*** DATASET EXCERPTS

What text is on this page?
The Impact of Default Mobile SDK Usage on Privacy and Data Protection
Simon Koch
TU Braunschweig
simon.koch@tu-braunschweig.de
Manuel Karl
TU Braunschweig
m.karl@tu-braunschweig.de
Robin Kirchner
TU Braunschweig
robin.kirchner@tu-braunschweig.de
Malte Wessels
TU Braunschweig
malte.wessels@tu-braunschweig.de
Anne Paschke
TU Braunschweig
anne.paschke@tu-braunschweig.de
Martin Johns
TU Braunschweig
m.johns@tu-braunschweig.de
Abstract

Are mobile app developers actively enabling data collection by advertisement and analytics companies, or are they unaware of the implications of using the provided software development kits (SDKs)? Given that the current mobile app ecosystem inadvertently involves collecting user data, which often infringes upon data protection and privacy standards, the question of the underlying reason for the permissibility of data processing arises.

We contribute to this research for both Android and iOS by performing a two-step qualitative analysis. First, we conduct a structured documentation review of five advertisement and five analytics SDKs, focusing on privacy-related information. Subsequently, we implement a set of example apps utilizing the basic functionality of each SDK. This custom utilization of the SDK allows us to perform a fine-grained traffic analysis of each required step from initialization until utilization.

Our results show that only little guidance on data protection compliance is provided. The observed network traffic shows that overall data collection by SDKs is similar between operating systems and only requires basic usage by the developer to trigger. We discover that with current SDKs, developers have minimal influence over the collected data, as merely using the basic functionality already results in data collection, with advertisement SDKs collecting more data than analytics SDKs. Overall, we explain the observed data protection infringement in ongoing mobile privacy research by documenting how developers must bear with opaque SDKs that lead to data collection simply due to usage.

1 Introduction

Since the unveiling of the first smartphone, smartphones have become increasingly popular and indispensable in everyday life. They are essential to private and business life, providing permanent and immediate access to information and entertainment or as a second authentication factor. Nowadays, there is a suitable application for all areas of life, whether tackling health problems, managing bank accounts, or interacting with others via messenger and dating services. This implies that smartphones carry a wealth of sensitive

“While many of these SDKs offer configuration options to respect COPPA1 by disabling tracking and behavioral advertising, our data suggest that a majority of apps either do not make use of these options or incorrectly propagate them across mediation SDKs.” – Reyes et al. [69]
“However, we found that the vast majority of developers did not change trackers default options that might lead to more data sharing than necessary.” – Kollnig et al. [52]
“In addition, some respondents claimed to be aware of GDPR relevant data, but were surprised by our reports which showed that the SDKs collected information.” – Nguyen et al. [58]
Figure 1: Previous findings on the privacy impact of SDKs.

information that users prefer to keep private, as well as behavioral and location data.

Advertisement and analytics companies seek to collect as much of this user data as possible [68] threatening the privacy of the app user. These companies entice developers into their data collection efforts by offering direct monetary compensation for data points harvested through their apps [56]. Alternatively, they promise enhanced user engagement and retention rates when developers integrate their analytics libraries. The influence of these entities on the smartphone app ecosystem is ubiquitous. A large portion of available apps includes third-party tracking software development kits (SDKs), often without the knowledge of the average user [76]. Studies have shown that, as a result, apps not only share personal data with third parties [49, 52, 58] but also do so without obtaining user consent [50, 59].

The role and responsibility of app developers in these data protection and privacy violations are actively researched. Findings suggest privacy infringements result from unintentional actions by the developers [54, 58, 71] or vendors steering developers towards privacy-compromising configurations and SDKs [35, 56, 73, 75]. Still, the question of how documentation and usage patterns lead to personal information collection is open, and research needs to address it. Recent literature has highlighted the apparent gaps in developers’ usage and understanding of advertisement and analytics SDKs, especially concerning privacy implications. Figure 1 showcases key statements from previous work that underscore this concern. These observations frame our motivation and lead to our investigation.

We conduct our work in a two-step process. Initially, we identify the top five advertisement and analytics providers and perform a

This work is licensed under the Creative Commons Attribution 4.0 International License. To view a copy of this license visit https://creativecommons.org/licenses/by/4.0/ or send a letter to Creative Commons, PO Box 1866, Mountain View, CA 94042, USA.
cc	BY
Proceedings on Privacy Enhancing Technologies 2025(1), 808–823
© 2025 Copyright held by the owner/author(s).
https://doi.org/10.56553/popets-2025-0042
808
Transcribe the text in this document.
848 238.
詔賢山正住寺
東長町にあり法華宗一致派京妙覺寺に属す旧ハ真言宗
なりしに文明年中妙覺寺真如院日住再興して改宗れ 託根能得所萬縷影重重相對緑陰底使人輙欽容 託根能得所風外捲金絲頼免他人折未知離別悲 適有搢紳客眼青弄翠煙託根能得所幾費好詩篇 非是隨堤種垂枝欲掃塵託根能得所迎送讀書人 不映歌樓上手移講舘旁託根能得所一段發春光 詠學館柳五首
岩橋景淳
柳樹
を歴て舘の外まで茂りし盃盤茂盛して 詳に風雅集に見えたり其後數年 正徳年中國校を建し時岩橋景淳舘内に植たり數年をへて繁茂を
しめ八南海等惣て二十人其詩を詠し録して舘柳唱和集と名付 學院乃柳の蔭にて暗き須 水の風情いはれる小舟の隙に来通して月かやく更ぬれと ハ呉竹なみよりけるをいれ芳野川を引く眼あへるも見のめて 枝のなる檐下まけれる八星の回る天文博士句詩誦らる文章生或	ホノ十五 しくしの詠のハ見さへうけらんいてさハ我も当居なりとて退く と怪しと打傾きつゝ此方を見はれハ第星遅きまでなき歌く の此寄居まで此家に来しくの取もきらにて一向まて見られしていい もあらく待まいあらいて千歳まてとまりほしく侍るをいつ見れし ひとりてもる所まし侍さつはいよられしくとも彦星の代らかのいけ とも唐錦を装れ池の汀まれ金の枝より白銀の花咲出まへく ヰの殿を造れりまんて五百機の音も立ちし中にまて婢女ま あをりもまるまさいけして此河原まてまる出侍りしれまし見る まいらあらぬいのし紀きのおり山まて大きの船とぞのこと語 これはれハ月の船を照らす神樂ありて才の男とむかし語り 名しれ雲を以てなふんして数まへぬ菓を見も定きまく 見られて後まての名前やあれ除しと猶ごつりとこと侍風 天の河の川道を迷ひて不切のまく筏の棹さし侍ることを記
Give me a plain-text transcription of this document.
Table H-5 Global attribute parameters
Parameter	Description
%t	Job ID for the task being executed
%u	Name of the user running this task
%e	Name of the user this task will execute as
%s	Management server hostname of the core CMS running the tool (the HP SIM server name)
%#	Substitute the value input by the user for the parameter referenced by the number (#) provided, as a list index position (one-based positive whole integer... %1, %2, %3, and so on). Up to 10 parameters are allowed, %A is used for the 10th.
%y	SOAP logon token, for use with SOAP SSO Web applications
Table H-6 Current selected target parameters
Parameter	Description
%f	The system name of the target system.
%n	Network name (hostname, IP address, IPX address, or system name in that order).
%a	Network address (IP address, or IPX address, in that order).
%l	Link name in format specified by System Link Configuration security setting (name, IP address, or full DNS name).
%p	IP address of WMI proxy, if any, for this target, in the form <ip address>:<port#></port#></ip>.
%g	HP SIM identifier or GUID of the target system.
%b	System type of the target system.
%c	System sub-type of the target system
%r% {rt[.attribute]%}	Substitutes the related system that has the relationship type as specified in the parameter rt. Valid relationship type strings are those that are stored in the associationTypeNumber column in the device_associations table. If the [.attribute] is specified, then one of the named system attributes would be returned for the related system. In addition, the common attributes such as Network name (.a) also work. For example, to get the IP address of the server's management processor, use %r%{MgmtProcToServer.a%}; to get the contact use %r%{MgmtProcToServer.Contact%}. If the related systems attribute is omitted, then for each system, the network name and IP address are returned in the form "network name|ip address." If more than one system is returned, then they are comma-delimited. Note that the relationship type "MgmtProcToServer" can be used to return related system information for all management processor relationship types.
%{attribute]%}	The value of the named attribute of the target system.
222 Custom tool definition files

******

* [SHORT PROBLEM]:
Which lines in the records above contain the string "behavioral"? Copy each one.

* [WRITTEN SOLUTION]:
“While many of these SDKs offer configuration options to respect COPPA1 by disabling tracking and behavioral advertising, our data suggest that a majority of apps either do not make use of these options or incorrectly propagate them across mediation SDKs.” – Reyes et al. [69]
information that users prefer to keep private, as well as behavioral and location data.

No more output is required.